• TASK TO CARRY OUT
Reproduce every one of the records below line for line, without altering any character, and omit the pictures from your answer.

• GIVEN RECORDS
************
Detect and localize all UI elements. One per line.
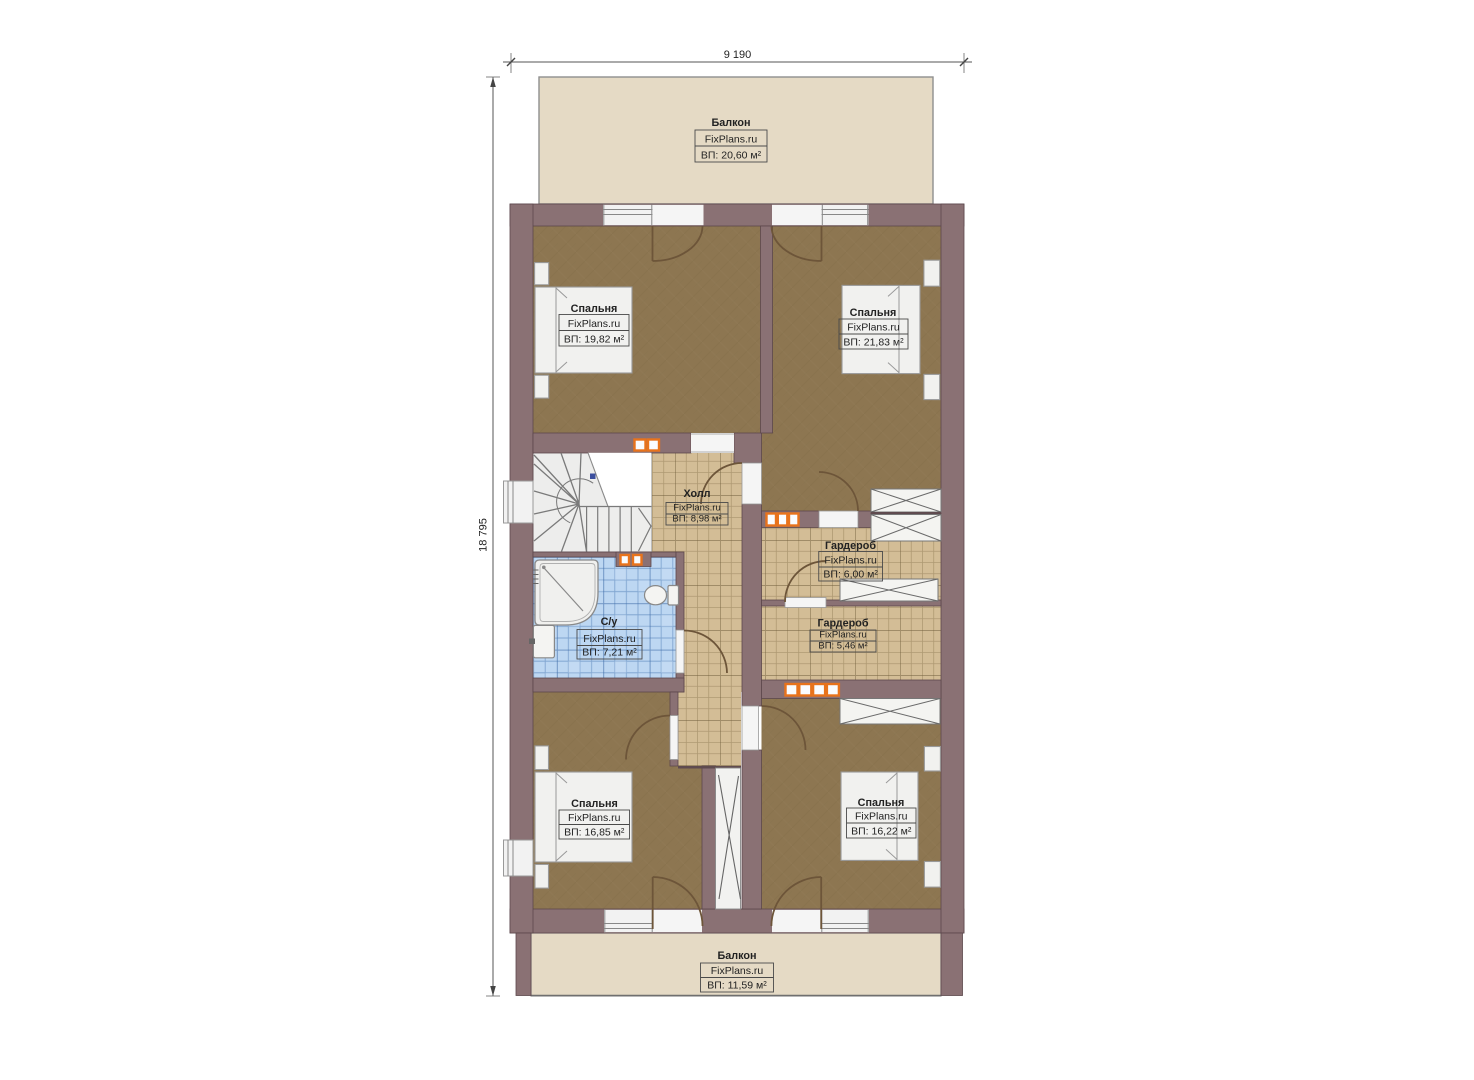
svg-text:ВП: 19,82 м²: ВП: 19,82 м² (564, 334, 625, 346)
svg-text:Балкон: Балкон (717, 950, 756, 962)
svg-text:FixPlans.ru: FixPlans.ru (855, 811, 908, 823)
svg-text:Гардероб: Гардероб (817, 618, 868, 630)
svg-text:ВП: 16,85 м²: ВП: 16,85 м² (564, 827, 625, 839)
svg-text:Спальня: Спальня (858, 797, 905, 809)
svg-text:Гардероб: Гардероб (825, 540, 876, 552)
svg-text:FixPlans.ru: FixPlans.ru (705, 134, 758, 146)
svg-text:18 795: 18 795 (478, 518, 490, 552)
svg-text:FixPlans.ru: FixPlans.ru (847, 322, 900, 334)
svg-text:FixPlans.ru: FixPlans.ru (819, 630, 867, 641)
svg-text:FixPlans.ru: FixPlans.ru (711, 965, 764, 977)
svg-text:FixPlans.ru: FixPlans.ru (673, 503, 721, 514)
svg-text:Спальня: Спальня (571, 303, 618, 315)
svg-text:ВП: 11,59 м²: ВП: 11,59 м² (707, 980, 767, 992)
svg-text:9 190: 9 190 (724, 49, 752, 61)
svg-text:ВП: 7,21 м²: ВП: 7,21 м² (582, 647, 637, 659)
svg-text:ВП: 5,46 м²: ВП: 5,46 м² (818, 641, 867, 652)
svg-text:Спальня: Спальня (571, 798, 618, 810)
svg-text:FixPlans.ru: FixPlans.ru (568, 318, 621, 330)
svg-text:С/у: С/у (601, 616, 618, 628)
svg-text:Спальня: Спальня (850, 307, 897, 319)
svg-text:FixPlans.ru: FixPlans.ru (583, 633, 636, 645)
svg-text:FixPlans.ru: FixPlans.ru (568, 812, 621, 824)
svg-text:Холл: Холл (683, 488, 710, 500)
svg-text:Балкон: Балкон (711, 117, 750, 129)
svg-text:FixPlans.ru: FixPlans.ru (824, 555, 877, 567)
svg-text:ВП: 16,22 м²: ВП: 16,22 м² (851, 826, 912, 838)
svg-text:ВП: 20,60 м²: ВП: 20,60 м² (701, 150, 762, 162)
svg-text:ВП: 6,00 м²: ВП: 6,00 м² (823, 569, 878, 581)
svg-text:ВП: 8,98 м²: ВП: 8,98 м² (672, 514, 721, 525)
svg-text:ВП: 21,83 м²: ВП: 21,83 м² (843, 337, 904, 349)
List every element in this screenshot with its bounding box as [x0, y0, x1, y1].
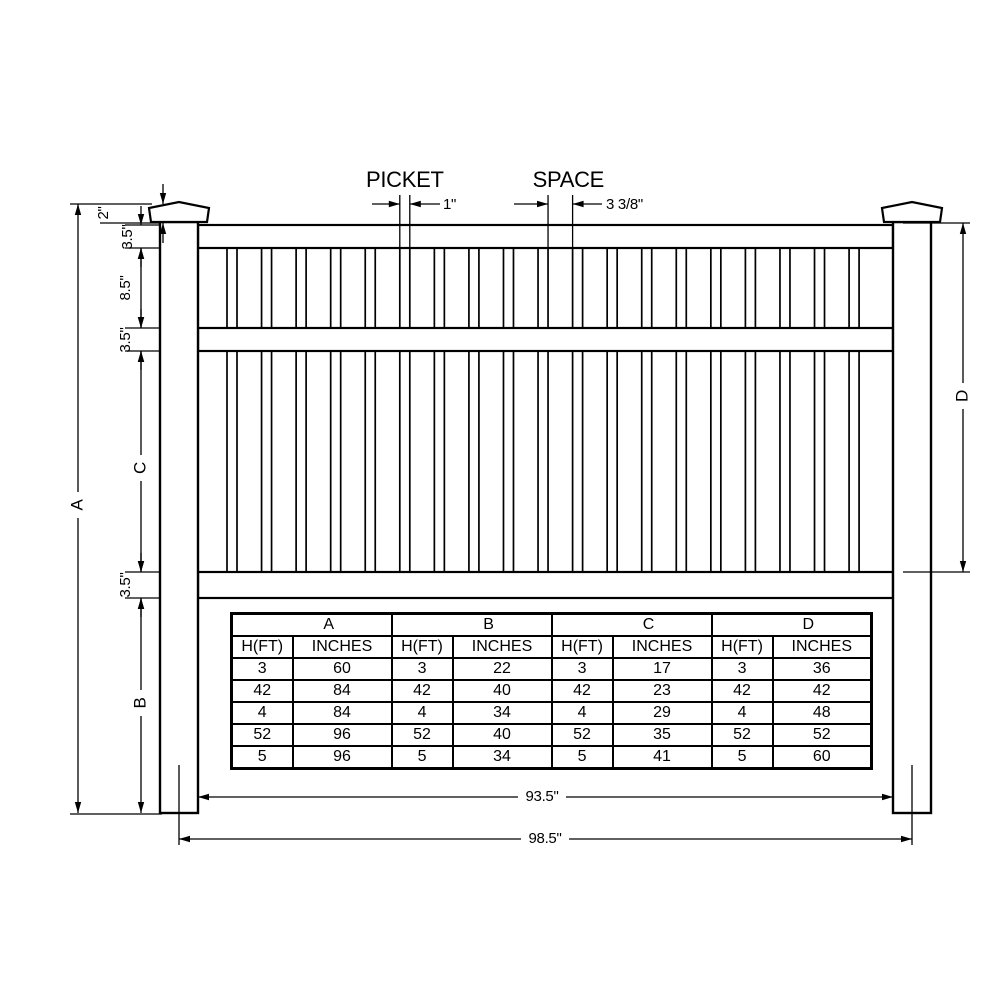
************
• ANSWER TO THIS TASK
Detect and localize all UI elements. One per line.
svg-text:ВП: 19,82 м²: ВП: 19,82 м² (564, 334, 625, 346)
svg-text:Балкон: Балкон (717, 950, 756, 962)
svg-text:FixPlans.ru: FixPlans.ru (855, 811, 908, 823)
svg-text:Гардероб: Гардероб (817, 618, 868, 630)
svg-text:ВП: 16,85 м²: ВП: 16,85 м² (564, 827, 625, 839)
svg-text:Спальня: Спальня (858, 797, 905, 809)
svg-text:Гардероб: Гардероб (825, 540, 876, 552)
svg-text:FixPlans.ru: FixPlans.ru (705, 134, 758, 146)
svg-text:18 795: 18 795 (478, 518, 490, 552)
svg-text:FixPlans.ru: FixPlans.ru (847, 322, 900, 334)
svg-text:FixPlans.ru: FixPlans.ru (819, 630, 867, 641)
svg-text:FixPlans.ru: FixPlans.ru (711, 965, 764, 977)
svg-text:FixPlans.ru: FixPlans.ru (673, 503, 721, 514)
svg-text:Спальня: Спальня (571, 303, 618, 315)
svg-text:ВП: 11,59 м²: ВП: 11,59 м² (707, 980, 767, 992)
svg-text:9 190: 9 190 (724, 49, 752, 61)
svg-text:ВП: 7,21 м²: ВП: 7,21 м² (582, 647, 637, 659)
svg-text:ВП: 5,46 м²: ВП: 5,46 м² (818, 641, 867, 652)
svg-text:Спальня: Спальня (571, 798, 618, 810)
svg-text:FixPlans.ru: FixPlans.ru (568, 318, 621, 330)
svg-text:С/у: С/у (601, 616, 618, 628)
svg-text:Спальня: Спальня (850, 307, 897, 319)
svg-text:FixPlans.ru: FixPlans.ru (583, 633, 636, 645)
svg-text:FixPlans.ru: FixPlans.ru (568, 812, 621, 824)
svg-text:Холл: Холл (683, 488, 710, 500)
svg-text:Балкон: Балкон (711, 117, 750, 129)
svg-text:FixPlans.ru: FixPlans.ru (824, 555, 877, 567)
svg-text:ВП: 16,22 м²: ВП: 16,22 м² (851, 826, 912, 838)
svg-text:ВП: 20,60 м²: ВП: 20,60 м² (701, 150, 762, 162)
svg-text:ВП: 6,00 м²: ВП: 6,00 м² (823, 569, 878, 581)
svg-text:ВП: 8,98 м²: ВП: 8,98 м² (672, 514, 721, 525)
svg-text:ВП: 21,83 м²: ВП: 21,83 м² (843, 337, 904, 349)
List every element in this screenshot with its bounding box as [x0, y0, x1, y1].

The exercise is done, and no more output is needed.